#### Your instructions:
Check each line of the records below and collect those holding "Funeral".

#### Record set:
Start
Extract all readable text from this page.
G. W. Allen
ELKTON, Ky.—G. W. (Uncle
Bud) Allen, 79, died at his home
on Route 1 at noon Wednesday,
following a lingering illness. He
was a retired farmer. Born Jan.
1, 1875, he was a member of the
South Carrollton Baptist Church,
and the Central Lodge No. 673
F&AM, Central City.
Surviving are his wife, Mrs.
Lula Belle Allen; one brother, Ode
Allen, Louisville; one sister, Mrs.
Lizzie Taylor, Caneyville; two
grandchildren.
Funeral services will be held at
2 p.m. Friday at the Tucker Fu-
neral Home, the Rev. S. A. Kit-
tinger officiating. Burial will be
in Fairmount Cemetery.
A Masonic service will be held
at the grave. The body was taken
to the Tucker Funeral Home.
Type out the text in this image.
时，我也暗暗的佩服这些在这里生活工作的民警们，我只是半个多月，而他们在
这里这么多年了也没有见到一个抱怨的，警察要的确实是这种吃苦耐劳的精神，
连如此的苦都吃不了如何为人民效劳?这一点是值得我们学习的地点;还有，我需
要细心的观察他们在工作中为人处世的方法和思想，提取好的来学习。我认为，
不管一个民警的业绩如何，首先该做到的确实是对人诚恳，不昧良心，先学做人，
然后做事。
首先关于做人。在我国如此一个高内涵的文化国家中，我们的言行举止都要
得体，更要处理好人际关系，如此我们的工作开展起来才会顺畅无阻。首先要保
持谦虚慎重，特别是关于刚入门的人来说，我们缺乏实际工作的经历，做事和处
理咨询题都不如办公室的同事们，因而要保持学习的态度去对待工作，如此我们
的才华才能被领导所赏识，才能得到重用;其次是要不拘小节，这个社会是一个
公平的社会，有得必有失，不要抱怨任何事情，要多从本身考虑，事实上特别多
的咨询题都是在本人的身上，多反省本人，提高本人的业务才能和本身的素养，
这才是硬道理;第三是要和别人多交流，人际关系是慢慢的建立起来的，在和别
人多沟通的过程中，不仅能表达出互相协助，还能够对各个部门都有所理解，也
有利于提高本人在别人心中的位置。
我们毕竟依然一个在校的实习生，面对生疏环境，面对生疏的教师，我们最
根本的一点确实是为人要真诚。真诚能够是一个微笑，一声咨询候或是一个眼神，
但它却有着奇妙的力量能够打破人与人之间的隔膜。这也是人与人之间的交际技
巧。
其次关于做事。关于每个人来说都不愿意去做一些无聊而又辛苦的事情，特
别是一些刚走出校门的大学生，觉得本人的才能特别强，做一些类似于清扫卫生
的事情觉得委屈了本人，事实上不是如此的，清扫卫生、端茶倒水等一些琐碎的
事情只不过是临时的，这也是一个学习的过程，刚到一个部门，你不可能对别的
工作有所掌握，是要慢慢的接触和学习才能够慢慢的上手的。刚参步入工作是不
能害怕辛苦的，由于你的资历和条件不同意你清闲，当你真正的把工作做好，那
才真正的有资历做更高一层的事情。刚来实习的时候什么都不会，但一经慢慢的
End
Start
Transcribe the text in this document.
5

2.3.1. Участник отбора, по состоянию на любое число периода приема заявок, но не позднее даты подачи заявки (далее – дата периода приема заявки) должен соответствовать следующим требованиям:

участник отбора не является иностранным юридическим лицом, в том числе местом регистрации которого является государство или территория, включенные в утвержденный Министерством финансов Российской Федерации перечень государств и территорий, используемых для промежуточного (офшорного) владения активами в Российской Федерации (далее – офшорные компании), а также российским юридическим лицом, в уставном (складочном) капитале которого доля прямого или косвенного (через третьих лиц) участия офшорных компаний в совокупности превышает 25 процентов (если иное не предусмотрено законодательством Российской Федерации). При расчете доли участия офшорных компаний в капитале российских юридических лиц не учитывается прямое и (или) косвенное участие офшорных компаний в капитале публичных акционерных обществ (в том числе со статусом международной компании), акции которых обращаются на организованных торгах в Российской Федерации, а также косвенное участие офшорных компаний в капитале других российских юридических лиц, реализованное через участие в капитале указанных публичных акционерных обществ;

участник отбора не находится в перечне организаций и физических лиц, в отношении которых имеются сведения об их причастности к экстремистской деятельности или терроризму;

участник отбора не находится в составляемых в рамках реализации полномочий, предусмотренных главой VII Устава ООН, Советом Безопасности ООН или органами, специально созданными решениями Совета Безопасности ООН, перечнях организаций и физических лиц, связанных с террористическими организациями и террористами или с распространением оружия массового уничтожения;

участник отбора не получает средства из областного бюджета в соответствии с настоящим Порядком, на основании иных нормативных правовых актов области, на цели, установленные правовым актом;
End
Start
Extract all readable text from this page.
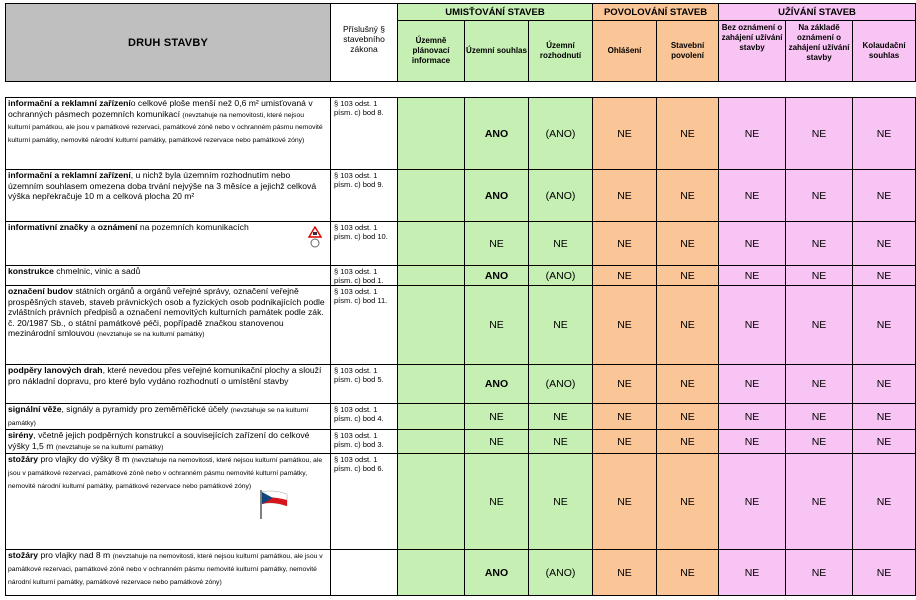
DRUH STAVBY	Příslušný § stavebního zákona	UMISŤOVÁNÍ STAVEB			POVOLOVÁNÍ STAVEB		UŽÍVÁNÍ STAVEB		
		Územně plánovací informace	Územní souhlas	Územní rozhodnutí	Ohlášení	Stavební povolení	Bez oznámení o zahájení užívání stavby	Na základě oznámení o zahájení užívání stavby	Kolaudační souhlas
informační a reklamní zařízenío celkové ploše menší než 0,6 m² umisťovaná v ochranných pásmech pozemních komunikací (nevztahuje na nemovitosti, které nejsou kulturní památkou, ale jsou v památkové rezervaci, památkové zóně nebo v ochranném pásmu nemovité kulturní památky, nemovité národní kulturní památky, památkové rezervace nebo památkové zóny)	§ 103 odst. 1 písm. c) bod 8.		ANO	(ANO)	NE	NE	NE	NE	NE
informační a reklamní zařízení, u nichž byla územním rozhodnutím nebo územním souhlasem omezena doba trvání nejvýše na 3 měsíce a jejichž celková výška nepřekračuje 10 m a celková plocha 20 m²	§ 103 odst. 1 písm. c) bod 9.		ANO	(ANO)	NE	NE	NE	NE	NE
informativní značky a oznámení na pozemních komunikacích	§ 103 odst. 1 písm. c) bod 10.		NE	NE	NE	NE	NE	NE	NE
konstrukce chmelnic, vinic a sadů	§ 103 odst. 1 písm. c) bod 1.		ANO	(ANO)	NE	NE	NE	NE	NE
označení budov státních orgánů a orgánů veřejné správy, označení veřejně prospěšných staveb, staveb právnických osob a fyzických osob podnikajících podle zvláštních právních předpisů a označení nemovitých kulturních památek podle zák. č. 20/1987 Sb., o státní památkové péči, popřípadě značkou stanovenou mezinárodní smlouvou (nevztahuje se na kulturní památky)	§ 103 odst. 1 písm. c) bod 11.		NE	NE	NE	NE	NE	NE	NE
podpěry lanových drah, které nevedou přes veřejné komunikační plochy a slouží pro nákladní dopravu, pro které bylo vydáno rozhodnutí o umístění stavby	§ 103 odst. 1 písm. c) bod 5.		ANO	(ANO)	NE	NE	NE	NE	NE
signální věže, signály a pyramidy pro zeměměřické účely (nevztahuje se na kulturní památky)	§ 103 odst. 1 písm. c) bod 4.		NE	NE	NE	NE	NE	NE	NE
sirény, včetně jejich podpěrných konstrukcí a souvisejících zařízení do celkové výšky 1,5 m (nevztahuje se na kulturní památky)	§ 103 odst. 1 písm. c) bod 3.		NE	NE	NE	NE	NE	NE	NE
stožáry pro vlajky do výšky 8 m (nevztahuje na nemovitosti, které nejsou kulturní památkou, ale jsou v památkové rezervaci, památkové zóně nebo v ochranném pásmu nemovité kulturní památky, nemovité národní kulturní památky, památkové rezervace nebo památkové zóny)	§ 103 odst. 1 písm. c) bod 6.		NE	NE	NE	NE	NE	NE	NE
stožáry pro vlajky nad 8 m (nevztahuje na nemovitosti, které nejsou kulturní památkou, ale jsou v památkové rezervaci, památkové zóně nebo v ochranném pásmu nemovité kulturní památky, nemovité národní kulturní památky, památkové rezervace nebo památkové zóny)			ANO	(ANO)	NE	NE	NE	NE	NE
End
#### Result of this exercise:
Funeral services will be held at
to the Tucker Funeral Home.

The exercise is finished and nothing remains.